# remove gas tank?



## HennerSchroder (Apr 12, 2013)

Hi everyone
I've run into a somewhat unique problem: while refilling my sears 2007 26 HP 48" lawn tractor, the cap for my 5 gal gas can slipped and fell INTO the gas tank of the tractor. Talk about a hole in one!!
How the heck do I get it out without dismantling the whole machine?
BTW I did try to run it with the gas can cap in the gas tank and sure enough within a short while it died...
thanks for any suggestions

Henner


----------



## tcreeley (Jan 2, 2012)

Feel around with a coat hanger, nudge it to where you can see it and lift it out with two thin dowels like chop sticks?

Good luck!


----------



## fixou812 (Aug 9, 2012)

Sharpen a rod or screwdriver Real sharp and spear it


----------



## Rusty (Jun 15, 2011)

A long tweezer, or long needle nose pliers, or an oversized hemostat any of these should be able to grab an edge, without damaging your cap or tank, this is assuming you have a plastic cap, if it metal a magnetic pick up tool will do the job


----------



## wjjones (May 28, 2010)

If its like mine once it gets past the filler neck you cant see any further in the tank. You could try raising the front to see if it will move toward the filler neck?


----------

(Element location data)
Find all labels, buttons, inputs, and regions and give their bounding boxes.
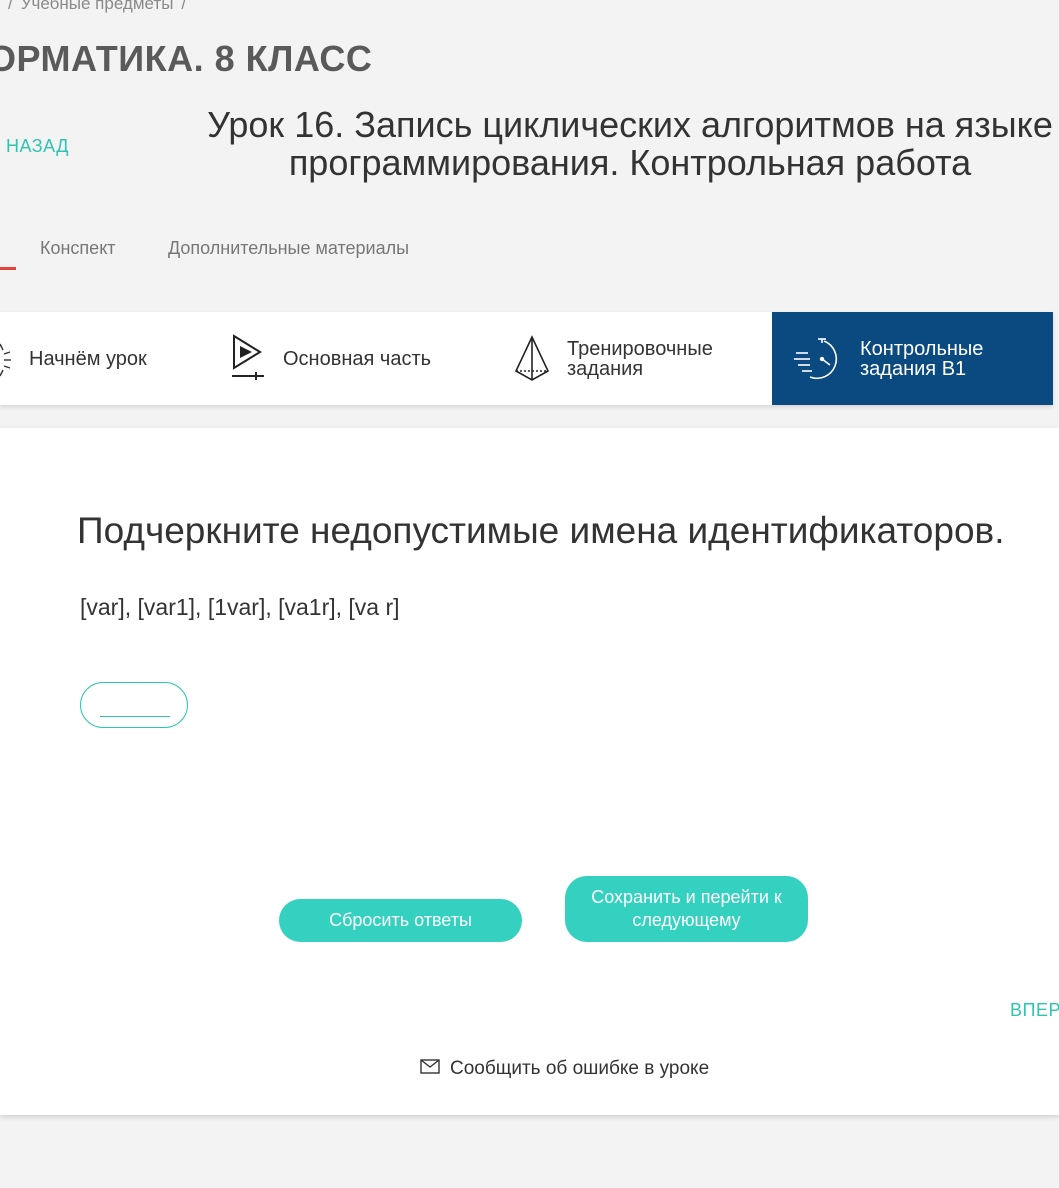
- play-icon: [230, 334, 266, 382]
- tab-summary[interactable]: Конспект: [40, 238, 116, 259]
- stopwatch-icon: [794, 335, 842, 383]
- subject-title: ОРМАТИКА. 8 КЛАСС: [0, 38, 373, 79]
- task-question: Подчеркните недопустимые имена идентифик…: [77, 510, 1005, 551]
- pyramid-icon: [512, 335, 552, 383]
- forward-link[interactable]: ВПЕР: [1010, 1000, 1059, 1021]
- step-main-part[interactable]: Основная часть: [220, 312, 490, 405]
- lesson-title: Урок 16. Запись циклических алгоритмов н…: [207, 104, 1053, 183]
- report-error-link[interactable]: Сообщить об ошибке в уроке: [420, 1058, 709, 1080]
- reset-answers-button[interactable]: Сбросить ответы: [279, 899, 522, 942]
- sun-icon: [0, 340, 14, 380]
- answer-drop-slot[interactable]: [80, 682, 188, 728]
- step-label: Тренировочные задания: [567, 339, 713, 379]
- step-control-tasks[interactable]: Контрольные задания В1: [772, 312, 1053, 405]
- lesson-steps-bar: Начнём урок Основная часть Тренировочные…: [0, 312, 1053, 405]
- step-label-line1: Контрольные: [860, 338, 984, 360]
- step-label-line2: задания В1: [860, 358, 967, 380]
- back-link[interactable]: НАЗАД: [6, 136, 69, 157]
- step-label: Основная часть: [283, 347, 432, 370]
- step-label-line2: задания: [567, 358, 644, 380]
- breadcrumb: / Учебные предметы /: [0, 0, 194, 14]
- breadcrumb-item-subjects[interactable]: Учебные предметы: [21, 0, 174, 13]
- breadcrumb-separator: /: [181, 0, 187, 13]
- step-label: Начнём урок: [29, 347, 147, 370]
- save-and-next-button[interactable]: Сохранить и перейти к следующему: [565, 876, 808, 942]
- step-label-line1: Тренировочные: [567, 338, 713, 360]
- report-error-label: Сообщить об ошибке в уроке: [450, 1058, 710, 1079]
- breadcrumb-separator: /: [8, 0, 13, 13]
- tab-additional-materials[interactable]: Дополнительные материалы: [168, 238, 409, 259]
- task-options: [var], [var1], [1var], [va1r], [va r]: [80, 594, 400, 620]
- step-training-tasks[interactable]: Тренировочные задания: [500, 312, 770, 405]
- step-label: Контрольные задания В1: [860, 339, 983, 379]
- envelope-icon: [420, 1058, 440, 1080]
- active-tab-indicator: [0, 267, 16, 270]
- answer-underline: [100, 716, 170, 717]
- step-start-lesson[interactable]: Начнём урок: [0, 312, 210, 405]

▸ **TASKS FOR THIS EXERCISE**
- 1) Reproduce the forum thread about the gas can cap in the tractor tank word for word.
- 2) Express the part of the entries that starts with the line containing "- play-icon: [230, 334, 266, 382]" and ends with the line containing "- forward-link[interactable]: ВПЕР: [1010, 1000, 1059, 1021]" as a Markdown table with the columns No. and Line, leaving out blank lines.
The forum thread and the entries come from unrelated sources.

▸ **ANSWERS FOR THE EXERCISE**
- 1)
# remove gas tank?



## HennerSchroder (Apr 12, 2013)

Hi everyone
I've run into a somewhat unique problem: while refilling my sears 2007 26 HP 48" lawn tractor, the cap for my 5 gal gas can slipped and fell INTO the gas tank of the tractor. Talk about a hole in one!!
How the heck do I get it out without dismantling the whole machine?
BTW I did try to run it with the gas can cap in the gas tank and sure enough within a short while it died...
thanks for any suggestions

Henner


----------



## tcreeley (Jan 2, 2012)

Feel around with a coat hanger, nudge it to where you can see it and lift it out with two thin dowels like chop sticks?

Good luck!


----------



## fixou812 (Aug 9, 2012)

Sharpen a rod or screwdriver Real sharp and spear it


----------



## Rusty (Jun 15, 2011)

A long tweezer, or long needle nose pliers, or an oversized hemostat any of these should be able to grab an edge, without damaging your cap or tank, this is assuming you have a plastic cap, if it metal a magnetic pick up tool will do the job


----------



## wjjones (May 28, 2010)

If its like mine once it gets past the filler neck you cant see any further in the tank. You could try raising the front to see if it will move toward the filler neck?


----------

- 2)
| No. | Line |
|---|---|
| 1 | - play-icon: [230, 334, 266, 382] |
| 2 | - tab-summary[interactable]: Конспект: [40, 238, 116, 259] |
| 3 | - stopwatch-icon: [794, 335, 842, 383] |
| 4 | - subject-title: ОРМАТИКА. 8 КЛАСС: [0, 38, 373, 79] |
| 5 | - task-question: Подчеркните недопустимые имена идентифик…: [77, 510, 1005, 551] |
| 6 | - pyramid-icon: [512, 335, 552, 383] |
| 7 | - forward-link[interactable]: ВПЕР: [1010, 1000, 1059, 1021] |